» YOUR OBJECTIVE
Transcribe every entry word for word, leaving out all images.

» PROVIDED ENTRIES
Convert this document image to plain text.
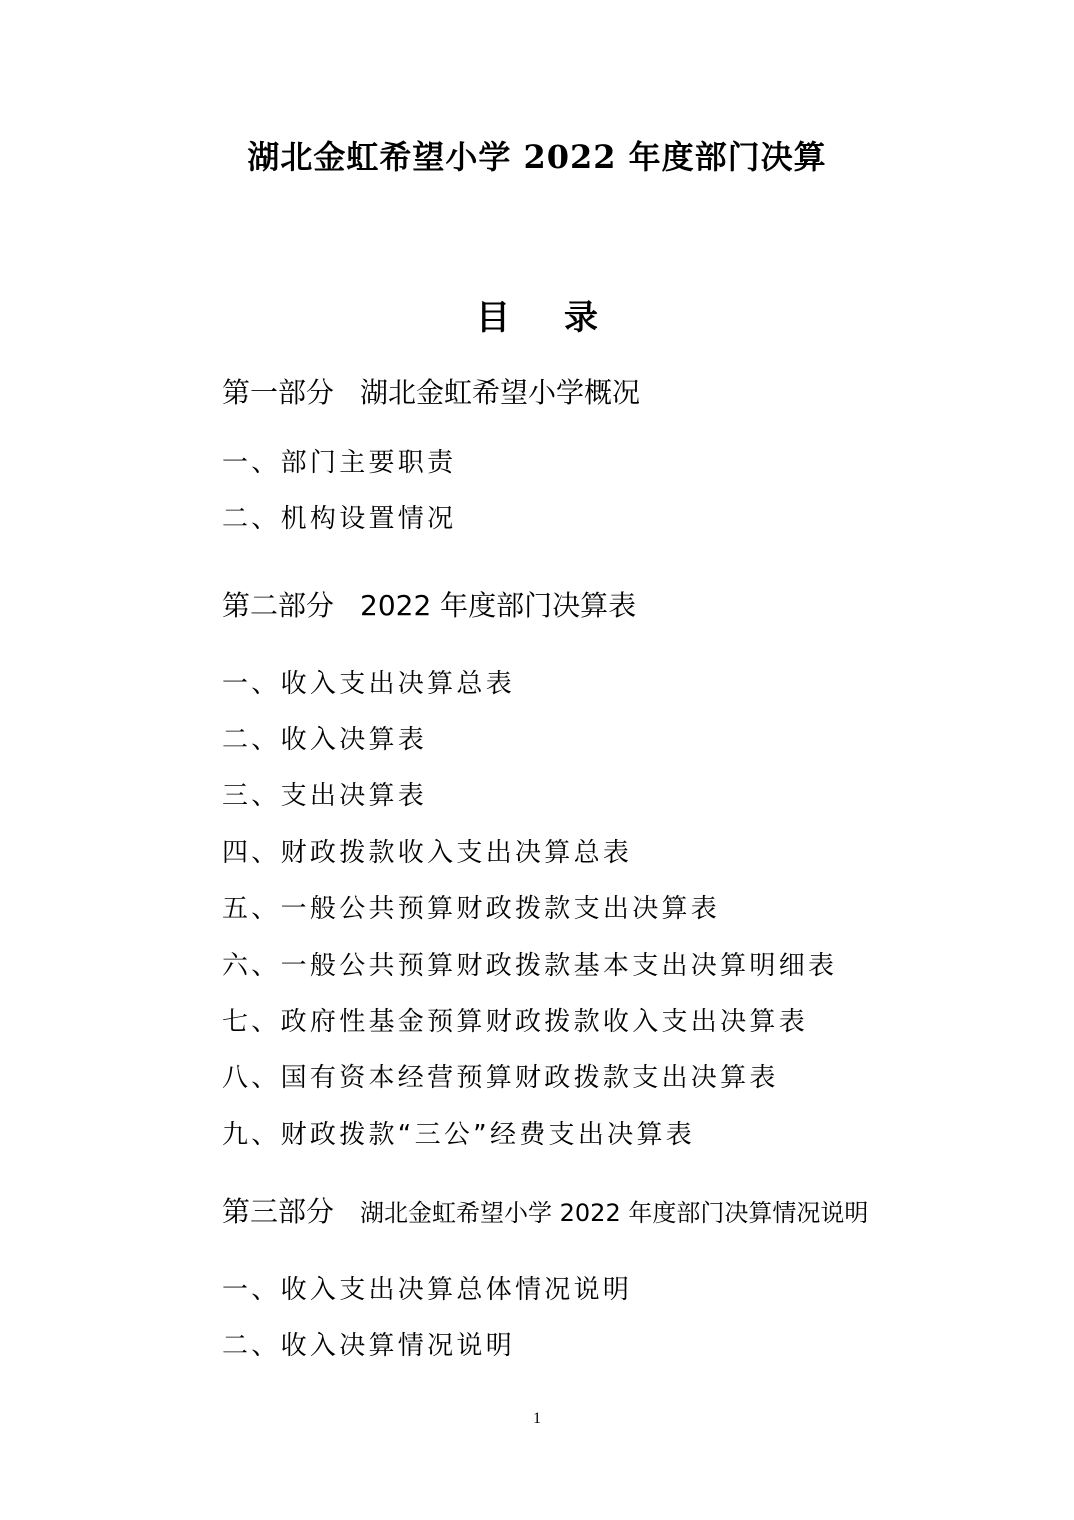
湖北金虹希望小学 2022 年度部门决算
目录
第一部分 湖北金虹希望小学概况
一、部门主要职责
二、机构设置情况
第二部分 2022 年度部门决算表
一、收入支出决算总表
二、收入决算表
三、支出决算表
四、财政拨款收入支出决算总表
五、一般公共预算财政拨款支出决算表
六、一般公共预算财政拨款基本支出决算明细表
七、政府性基金预算财政拨款收入支出决算表
八、国有资本经营预算财政拨款支出决算表
九、财政拨款“三公”经费支出决算表
第三部分 湖北金虹希望小学 2022 年度部门决算情况说明
一、收入支出决算总体情况说明
二、收入决算情况说明
1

» PROBLEM SOLUTION
Convert this document image to plain text.
湖北金虹希望小学 2022 年度部门决算
目录
第一部分 湖北金虹希望小学概况
一、部门主要职责
二、机构设置情况
第二部分 2022 年度部门决算表
一、收入支出决算总表
二、收入决算表
三、支出决算表
四、财政拨款收入支出决算总表
五、一般公共预算财政拨款支出决算表
六、一般公共预算财政拨款基本支出决算明细表
七、政府性基金预算财政拨款收入支出决算表
八、国有资本经营预算财政拨款支出决算表
九、财政拨款“三公”经费支出决算表
第三部分 湖北金虹希望小学 2022 年度部门决算情况说明
一、收入支出决算总体情况说明
二、收入决算情况说明
1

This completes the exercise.